### Page text
---+---

In my podcast with Chris Mounsey of The Devil’s Kitchen we spoke about how modern-day politicians (and business leaders) are all at sea because they don’t adhere to any principles, and their speech and actions are made up on the fly depending on which way the winds of maximum approval are blowing. In the ZMan’s latest podcast he says what might be construed as the opposite, that the reason the right has lost the culture war on every front is because they are more interested in espousing principles than defeating the enemy.

However, our two positions may not be contradictory. The ZMan believes principles are drawn up and adhered to by the victors after the fight has been won by any means necessary, and there’s probably a lot of truth in that. Half the time the principles are applied ahistorically to explain why their side won: look at the moral posturing from the victors of wars that were won chiefly thanks to greater industrial output and superior logistics. A good example of the ZMan’s example of the right’s problem unveiled itself yesterday. Here’s the story:

A children’s speech pathologist who has worked for the last nine years with developmentally disabled, autistic, and speech-impaired elementary school students in Austin, Texas, has been told that she can no longer work with the public school district, after she refused to sign an oath vowing that she “does not” and “will not” engage in a boycott of Israel or “otherwise tak[e] any action that is intended to inflict economic harm” on that foreign nation. A lawsuit on her behalf was filed early Monday morning in a federal court in the Western District of Texas, alleging a violation of her First Amendment right of free speech.

The child language specialist, Bahia Amawi, is a U.S. citizen who received a master’s degree in speech pathology in 1999 and, since then, has specialized in evaluations for young children with language difficulties (see video below). Amawi was born in Austria and has lived in the U.S. for the last 30 years, fluently speaks three languages (English, German, and Arabic), and has four U.S.-born American children of her own.

Regardless of what you think about the American practice of making people take various oaths, especially those related to Israel, if we’re adhering to classical liberal principles the requirement is an abomination and probably in violation of her First Amendment rights. But here’s the thing. The left imposes political purity tests on swathes of the population up and down the country, including hounding people from their jobs and social media platforms for the slightest wrongthink. They also attempt to destroy the careers of those who don’t succumb to the bullying tactics of the blatantly antisemitic BDS movement; if the only country in the world you’re boycotting just so happens to be the Jewish one, and when the subject comes up you sound as though you’re reading from a Hamas pamphlet, people will draw their own conclusions. (Indeed, the pledge the teacher was asked to sign was created specifically to thwart anti-Israel boycotts and a version of it is included by law in any contract an American company does for work abroad, including the Middle East).

---+---

### Data shown
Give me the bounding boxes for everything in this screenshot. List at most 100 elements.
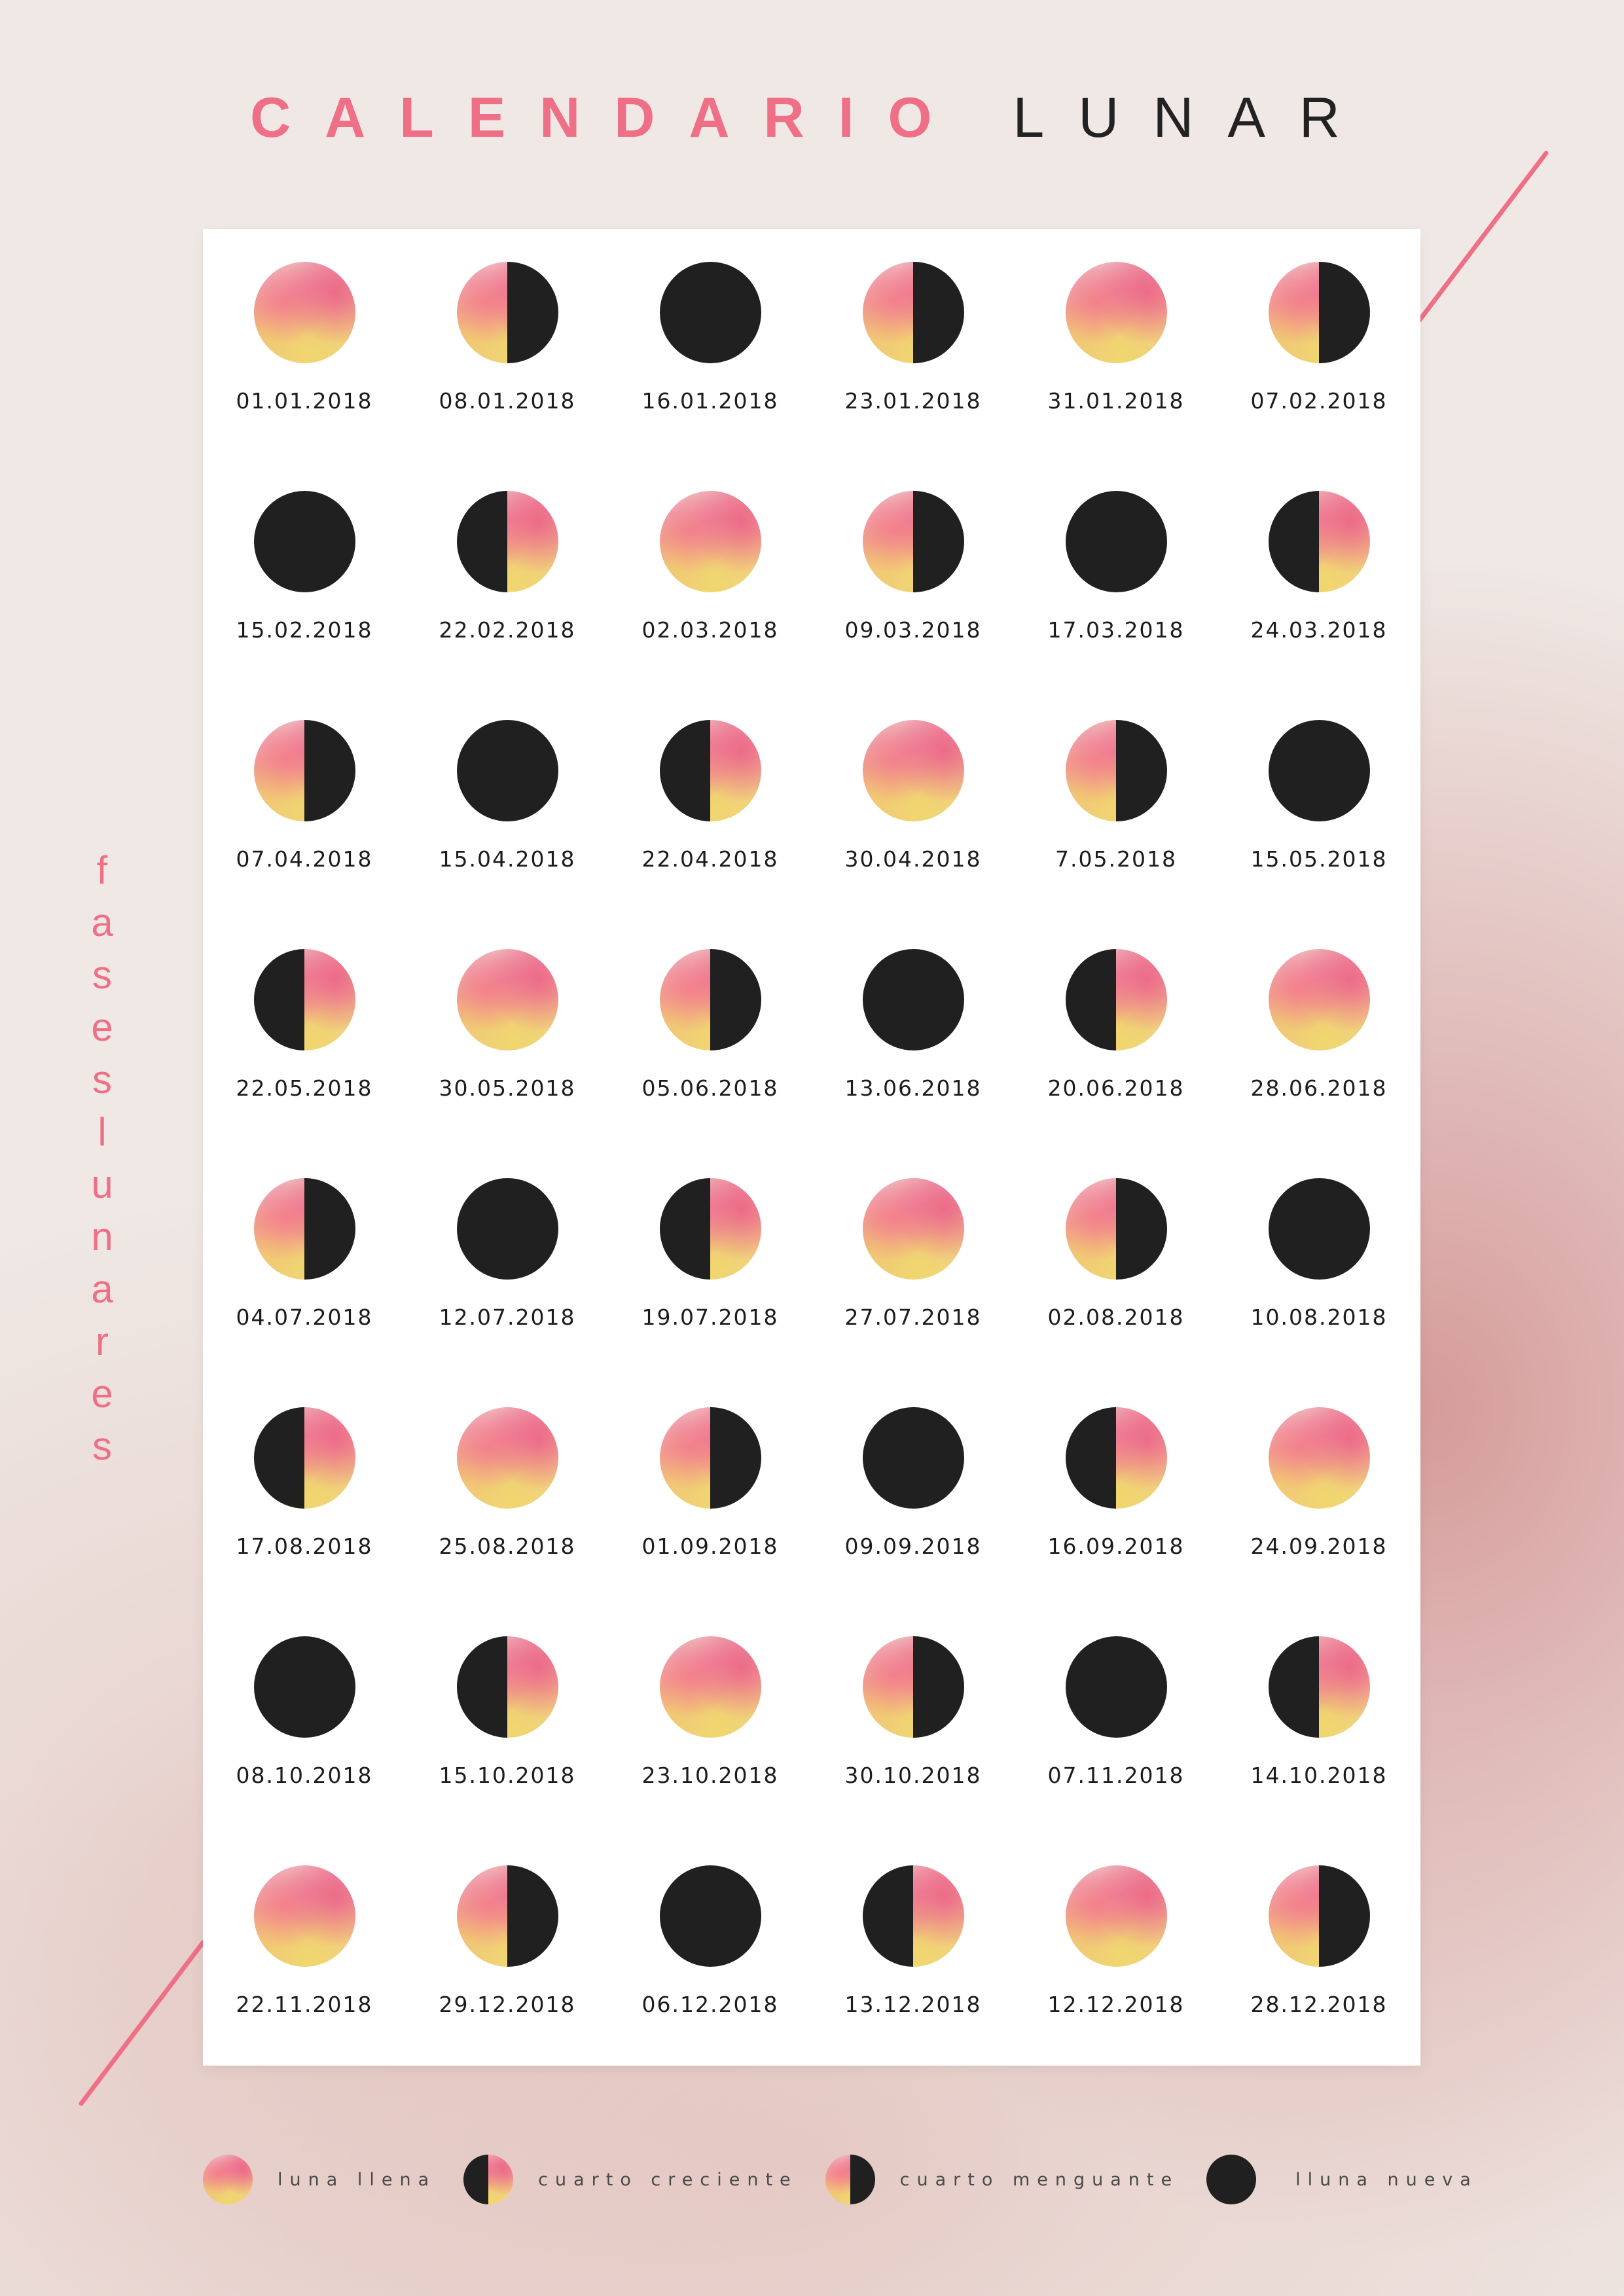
side-text-letter: e: [91, 1372, 113, 1416]
side-text-letter: n: [91, 1215, 113, 1259]
moon-phase-cell: 16.09.2018: [1015, 1407, 1218, 1636]
half-moon-left-lit-icon: [456, 1865, 558, 1967]
half-moon-right-lit-icon: [862, 1865, 964, 1967]
legend-label: cuarto creciente: [538, 2169, 798, 2190]
phase-date: 08.01.2018: [439, 388, 576, 414]
bottom-left-diagonal-line: [79, 1940, 206, 2106]
phase-date: 19.07.2018: [641, 1304, 779, 1330]
phase-date: 15.05.2018: [1250, 846, 1388, 872]
full-moon-icon: [456, 949, 558, 1050]
new-moon-icon: [1268, 1178, 1370, 1280]
half-moon-left-lit-icon: [1065, 1178, 1167, 1280]
moon-phase-cell: 08.10.2018: [203, 1636, 406, 1865]
half-moon-right-lit-icon: [1065, 1407, 1167, 1509]
phase-date: 22.05.2018: [236, 1075, 373, 1101]
phase-date: 15.04.2018: [439, 846, 576, 872]
phase-date: 23.01.2018: [844, 388, 982, 414]
phase-date: 06.12.2018: [641, 1992, 779, 2017]
phase-date: 09.09.2018: [844, 1534, 982, 1559]
phase-date: 24.03.2018: [1250, 617, 1388, 643]
phase-date: 13.12.2018: [844, 1992, 982, 2017]
phase-date: 25.08.2018: [439, 1534, 576, 1559]
moon-phase-cell: 23.01.2018: [812, 262, 1015, 491]
moon-phase-cell: 24.03.2018: [1218, 491, 1420, 720]
new-moon-icon: [862, 1407, 964, 1509]
phase-date: 17.08.2018: [236, 1534, 373, 1559]
half-moon-right-lit-icon: [1268, 491, 1370, 592]
moon-phase-cell: 12.12.2018: [1015, 1865, 1218, 2094]
moon-phase-cell: 31.01.2018: [1015, 262, 1218, 491]
phase-date: 15.02.2018: [236, 617, 373, 643]
moon-phase-cell: 15.05.2018: [1218, 720, 1420, 949]
full-moon-icon: [1065, 1865, 1167, 1967]
phase-date: 30.10.2018: [844, 1763, 982, 1788]
new-moon-icon: [659, 262, 761, 363]
side-text-letter: s: [92, 1424, 112, 1468]
phase-date: 31.01.2018: [1047, 388, 1185, 414]
moon-phase-cell: 7.05.2018: [1015, 720, 1218, 949]
half-moon-left-lit-icon: [1268, 1865, 1370, 1967]
phase-date: 07.11.2018: [1047, 1763, 1185, 1788]
moon-phase-cell: 10.08.2018: [1218, 1178, 1420, 1407]
moon-phase-cell: 15.04.2018: [406, 720, 609, 949]
legend-label: lluna nueva: [1295, 2169, 1478, 2190]
new-moon-icon: [1065, 491, 1167, 592]
moon-phase-cell: 08.01.2018: [406, 262, 609, 491]
full-moon-icon: [1065, 262, 1167, 363]
moon-phase-cell: 09.09.2018: [812, 1407, 1015, 1636]
half-moon-left-lit-icon: [1065, 720, 1167, 821]
moon-phase-cell: 22.02.2018: [406, 491, 609, 720]
half-moon-right-lit-icon: [659, 720, 761, 821]
phase-date: 04.07.2018: [236, 1304, 373, 1330]
moon-phase-cell: 30.04.2018: [812, 720, 1015, 949]
side-text-letter: a: [91, 901, 113, 944]
moon-phase-cell: 04.07.2018: [203, 1178, 406, 1407]
moon-phase-cell: 17.08.2018: [203, 1407, 406, 1636]
phase-date: 01.01.2018: [236, 388, 373, 414]
full-moon-icon: [456, 1407, 558, 1509]
moon-phase-cell: 07.11.2018: [1015, 1636, 1218, 1865]
full-moon-icon: [862, 1178, 964, 1280]
phase-date: 28.12.2018: [1250, 1992, 1388, 2017]
new-moon-icon: [659, 1865, 761, 1967]
new-moon-icon: [456, 720, 558, 821]
moon-phase-cell: 28.06.2018: [1218, 949, 1420, 1178]
full-moon-icon: [862, 720, 964, 821]
phase-date: 22.02.2018: [439, 617, 576, 643]
new-moon-icon: [253, 491, 355, 592]
phase-date: 02.08.2018: [1047, 1304, 1185, 1330]
phase-date: 22.11.2018: [236, 1992, 373, 2017]
full-moon-icon: [253, 262, 355, 363]
legend-label: cuarto menguante: [899, 2169, 1180, 2190]
legend-half-moon-right-lit-icon: [463, 2155, 514, 2204]
half-moon-left-lit-icon: [253, 1178, 355, 1280]
moon-phase-cell: 22.05.2018: [203, 949, 406, 1178]
moon-phase-cell: 13.06.2018: [812, 949, 1015, 1178]
phase-date: 12.12.2018: [1047, 1992, 1185, 2017]
phase-date: 27.07.2018: [844, 1304, 982, 1330]
full-moon-icon: [253, 1865, 355, 1967]
moon-phase-cell: 24.09.2018: [1218, 1407, 1420, 1636]
new-moon-icon: [456, 1178, 558, 1280]
moon-phase-cell: 15.10.2018: [406, 1636, 609, 1865]
full-moon-icon: [659, 491, 761, 592]
phase-date: 7.05.2018: [1055, 846, 1177, 872]
moon-phase-cell: 02.08.2018: [1015, 1178, 1218, 1407]
phase-date: 20.06.2018: [1047, 1075, 1185, 1101]
moon-phase-cell: 30.10.2018: [812, 1636, 1015, 1865]
phase-date: 23.10.2018: [641, 1763, 779, 1788]
moon-phase-cell: 01.09.2018: [609, 1407, 812, 1636]
half-moon-left-lit-icon: [862, 491, 964, 592]
moon-phase-cell: 28.12.2018: [1218, 1865, 1420, 2094]
phase-date: 07.02.2018: [1250, 388, 1388, 414]
phase-date: 05.06.2018: [641, 1075, 779, 1101]
half-moon-right-lit-icon: [1268, 1636, 1370, 1738]
half-moon-left-lit-icon: [1268, 262, 1370, 363]
half-moon-left-lit-icon: [659, 949, 761, 1050]
calendar-panel: 01.01.2018 08.01.2018 16.01.2018 23.01.2018…: [203, 229, 1420, 2066]
half-moon-right-lit-icon: [456, 491, 558, 592]
phase-date: 07.04.2018: [236, 846, 373, 872]
moon-phase-cell: 19.07.2018: [609, 1178, 812, 1407]
legend-label: luna llena: [278, 2169, 437, 2190]
new-moon-icon: [1065, 1636, 1167, 1738]
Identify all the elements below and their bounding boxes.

---+---

Duplicate the stretch of the blog post from "The child language" through "of her own.". These records have no connection to the text.

The child language specialist, Bahia Amawi, is a U.S. citizen who received a master’s degree in speech pathology in 1999 and, since then, has specialized in evaluations for young children with language difficulties (see video below). Amawi was born in Austria and has lived in the U.S. for the last 30 years, fluently speaks three languages (English, German, and Arabic), and has four U.S.-born American children of her own.